▶ _What is expected_: Find how many lines contain the word "this" and state that number alone.
------------------------------------------------------------------------
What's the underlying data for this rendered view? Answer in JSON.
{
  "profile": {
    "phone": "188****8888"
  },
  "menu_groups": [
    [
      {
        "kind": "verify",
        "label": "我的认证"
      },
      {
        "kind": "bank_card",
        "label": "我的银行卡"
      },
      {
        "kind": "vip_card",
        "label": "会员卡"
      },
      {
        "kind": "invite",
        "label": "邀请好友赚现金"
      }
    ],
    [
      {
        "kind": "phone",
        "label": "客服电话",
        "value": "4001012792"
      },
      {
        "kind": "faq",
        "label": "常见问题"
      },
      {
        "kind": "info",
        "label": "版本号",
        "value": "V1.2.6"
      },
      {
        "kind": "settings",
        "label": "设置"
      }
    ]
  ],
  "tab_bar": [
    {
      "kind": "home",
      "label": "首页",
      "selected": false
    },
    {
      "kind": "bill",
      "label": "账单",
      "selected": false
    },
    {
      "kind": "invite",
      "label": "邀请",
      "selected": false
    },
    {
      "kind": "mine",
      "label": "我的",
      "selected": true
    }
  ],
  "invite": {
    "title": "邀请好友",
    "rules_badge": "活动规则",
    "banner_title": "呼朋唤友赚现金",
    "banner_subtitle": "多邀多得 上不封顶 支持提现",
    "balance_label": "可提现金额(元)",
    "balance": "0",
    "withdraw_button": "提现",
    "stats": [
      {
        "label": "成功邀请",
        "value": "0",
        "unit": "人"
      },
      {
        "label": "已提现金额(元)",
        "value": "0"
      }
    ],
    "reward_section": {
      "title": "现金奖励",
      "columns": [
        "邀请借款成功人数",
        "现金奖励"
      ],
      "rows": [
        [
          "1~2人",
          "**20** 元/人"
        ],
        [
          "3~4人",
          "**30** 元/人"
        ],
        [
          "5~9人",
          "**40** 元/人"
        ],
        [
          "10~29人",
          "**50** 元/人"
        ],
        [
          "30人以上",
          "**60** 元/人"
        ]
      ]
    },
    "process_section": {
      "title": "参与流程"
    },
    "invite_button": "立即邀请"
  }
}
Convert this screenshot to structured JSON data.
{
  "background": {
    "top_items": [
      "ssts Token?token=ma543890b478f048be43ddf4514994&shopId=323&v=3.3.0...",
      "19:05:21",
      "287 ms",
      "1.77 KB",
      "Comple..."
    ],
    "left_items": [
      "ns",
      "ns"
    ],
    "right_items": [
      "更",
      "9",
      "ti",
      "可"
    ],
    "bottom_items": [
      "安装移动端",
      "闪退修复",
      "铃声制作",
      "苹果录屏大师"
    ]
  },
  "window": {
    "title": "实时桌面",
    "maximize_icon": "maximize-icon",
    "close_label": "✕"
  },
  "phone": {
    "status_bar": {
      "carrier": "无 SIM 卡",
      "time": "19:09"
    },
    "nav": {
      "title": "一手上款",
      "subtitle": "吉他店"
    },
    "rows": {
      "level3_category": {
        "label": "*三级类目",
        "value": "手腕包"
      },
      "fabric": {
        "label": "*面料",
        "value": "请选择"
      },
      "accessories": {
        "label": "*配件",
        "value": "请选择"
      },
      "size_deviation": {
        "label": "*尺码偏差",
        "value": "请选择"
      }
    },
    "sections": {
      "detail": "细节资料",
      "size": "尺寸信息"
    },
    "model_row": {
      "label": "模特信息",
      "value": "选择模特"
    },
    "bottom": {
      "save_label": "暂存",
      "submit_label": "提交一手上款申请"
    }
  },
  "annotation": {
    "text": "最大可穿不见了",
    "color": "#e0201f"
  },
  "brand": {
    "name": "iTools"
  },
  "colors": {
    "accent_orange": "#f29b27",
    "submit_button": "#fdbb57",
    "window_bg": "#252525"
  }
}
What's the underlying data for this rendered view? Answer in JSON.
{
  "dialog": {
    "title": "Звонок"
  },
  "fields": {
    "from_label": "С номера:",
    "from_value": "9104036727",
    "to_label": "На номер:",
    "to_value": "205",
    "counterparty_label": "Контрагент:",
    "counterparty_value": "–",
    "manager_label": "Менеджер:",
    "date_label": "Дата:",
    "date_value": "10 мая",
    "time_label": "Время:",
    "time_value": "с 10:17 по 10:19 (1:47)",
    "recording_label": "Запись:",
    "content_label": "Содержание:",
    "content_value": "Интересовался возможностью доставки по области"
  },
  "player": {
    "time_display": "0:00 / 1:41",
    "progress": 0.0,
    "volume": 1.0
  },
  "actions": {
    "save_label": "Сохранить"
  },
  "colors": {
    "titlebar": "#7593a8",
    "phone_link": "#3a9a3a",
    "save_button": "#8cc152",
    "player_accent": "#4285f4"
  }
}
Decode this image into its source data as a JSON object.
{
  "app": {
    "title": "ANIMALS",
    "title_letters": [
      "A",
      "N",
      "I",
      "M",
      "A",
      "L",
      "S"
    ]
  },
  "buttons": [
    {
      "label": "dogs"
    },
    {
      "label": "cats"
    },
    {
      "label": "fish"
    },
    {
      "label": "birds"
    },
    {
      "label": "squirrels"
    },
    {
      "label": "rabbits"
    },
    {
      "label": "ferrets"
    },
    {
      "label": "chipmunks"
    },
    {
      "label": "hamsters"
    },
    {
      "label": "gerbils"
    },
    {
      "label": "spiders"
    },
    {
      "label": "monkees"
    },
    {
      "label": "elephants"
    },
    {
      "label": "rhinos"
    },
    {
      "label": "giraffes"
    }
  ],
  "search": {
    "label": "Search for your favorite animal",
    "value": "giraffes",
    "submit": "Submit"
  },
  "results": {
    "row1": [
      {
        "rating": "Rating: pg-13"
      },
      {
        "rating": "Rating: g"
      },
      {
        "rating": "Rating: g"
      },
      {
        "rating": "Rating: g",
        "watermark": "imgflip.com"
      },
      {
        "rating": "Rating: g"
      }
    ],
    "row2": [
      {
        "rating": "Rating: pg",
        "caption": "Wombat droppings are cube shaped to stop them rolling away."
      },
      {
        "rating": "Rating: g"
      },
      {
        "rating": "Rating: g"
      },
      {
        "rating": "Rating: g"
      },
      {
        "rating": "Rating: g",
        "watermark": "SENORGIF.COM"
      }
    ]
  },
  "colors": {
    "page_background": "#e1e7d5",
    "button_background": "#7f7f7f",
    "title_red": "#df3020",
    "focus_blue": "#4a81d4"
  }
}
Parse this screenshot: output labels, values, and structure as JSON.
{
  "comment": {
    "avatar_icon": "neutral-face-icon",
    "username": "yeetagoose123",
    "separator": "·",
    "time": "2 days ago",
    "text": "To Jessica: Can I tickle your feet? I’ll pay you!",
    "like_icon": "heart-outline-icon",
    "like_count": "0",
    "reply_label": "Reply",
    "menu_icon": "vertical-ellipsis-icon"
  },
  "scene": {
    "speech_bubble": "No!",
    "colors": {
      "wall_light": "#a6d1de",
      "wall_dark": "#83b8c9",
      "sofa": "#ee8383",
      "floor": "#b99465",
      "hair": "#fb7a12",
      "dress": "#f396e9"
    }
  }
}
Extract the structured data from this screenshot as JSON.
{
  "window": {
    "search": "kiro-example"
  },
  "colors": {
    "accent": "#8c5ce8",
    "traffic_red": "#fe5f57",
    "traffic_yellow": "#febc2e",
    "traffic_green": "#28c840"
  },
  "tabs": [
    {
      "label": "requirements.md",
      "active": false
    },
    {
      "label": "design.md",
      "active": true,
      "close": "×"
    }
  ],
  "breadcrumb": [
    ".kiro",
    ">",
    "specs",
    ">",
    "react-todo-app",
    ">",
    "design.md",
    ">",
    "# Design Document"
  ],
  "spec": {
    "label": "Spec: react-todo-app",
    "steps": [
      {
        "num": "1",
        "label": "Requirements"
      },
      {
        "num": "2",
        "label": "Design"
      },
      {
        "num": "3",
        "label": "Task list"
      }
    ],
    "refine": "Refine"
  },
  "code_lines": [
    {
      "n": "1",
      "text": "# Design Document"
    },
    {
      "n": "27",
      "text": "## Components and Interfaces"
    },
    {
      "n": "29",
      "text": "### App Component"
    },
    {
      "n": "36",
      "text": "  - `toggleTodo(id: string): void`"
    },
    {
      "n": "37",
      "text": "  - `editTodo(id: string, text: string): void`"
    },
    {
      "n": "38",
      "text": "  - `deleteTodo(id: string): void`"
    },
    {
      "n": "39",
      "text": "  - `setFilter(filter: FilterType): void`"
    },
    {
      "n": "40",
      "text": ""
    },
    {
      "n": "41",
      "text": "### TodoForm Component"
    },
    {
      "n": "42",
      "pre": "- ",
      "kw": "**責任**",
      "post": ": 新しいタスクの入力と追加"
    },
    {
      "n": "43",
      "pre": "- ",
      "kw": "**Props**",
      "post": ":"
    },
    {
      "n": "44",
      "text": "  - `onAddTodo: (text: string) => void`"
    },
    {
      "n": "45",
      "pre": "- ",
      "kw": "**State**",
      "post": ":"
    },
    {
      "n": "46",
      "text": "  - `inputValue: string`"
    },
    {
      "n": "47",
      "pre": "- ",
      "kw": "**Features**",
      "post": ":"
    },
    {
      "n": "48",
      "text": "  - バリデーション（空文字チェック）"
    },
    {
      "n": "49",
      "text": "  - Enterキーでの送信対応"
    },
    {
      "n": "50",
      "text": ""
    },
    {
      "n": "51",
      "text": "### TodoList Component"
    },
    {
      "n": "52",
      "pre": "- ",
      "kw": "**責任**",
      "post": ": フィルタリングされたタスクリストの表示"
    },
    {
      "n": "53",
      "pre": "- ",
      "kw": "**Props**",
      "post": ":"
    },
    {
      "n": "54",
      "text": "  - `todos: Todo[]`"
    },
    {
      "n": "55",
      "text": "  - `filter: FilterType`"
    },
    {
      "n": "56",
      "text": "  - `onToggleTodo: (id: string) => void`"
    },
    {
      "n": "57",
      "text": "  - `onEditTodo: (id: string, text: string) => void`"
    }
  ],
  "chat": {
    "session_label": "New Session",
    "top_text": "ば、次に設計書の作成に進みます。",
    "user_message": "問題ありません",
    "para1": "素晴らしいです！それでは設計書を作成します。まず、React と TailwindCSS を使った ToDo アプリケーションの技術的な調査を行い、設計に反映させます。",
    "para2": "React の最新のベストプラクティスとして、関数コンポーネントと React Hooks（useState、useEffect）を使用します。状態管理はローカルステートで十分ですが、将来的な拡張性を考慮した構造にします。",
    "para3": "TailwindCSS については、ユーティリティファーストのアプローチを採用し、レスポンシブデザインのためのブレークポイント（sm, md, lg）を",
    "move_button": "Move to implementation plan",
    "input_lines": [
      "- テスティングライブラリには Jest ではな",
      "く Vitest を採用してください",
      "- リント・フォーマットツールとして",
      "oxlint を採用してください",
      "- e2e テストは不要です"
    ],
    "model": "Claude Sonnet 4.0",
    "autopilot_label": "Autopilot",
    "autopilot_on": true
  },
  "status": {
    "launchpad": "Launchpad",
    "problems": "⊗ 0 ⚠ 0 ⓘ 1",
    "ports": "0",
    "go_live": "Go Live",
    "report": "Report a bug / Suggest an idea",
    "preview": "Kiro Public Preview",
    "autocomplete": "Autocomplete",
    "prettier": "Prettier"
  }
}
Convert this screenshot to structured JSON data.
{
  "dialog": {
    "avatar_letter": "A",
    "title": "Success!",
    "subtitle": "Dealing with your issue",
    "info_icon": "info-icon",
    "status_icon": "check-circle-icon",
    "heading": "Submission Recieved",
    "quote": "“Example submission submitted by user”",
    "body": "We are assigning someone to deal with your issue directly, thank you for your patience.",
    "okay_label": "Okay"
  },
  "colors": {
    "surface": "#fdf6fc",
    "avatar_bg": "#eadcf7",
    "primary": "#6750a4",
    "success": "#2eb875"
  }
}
------------------------------------------------------------------------
▶ _Result_: 7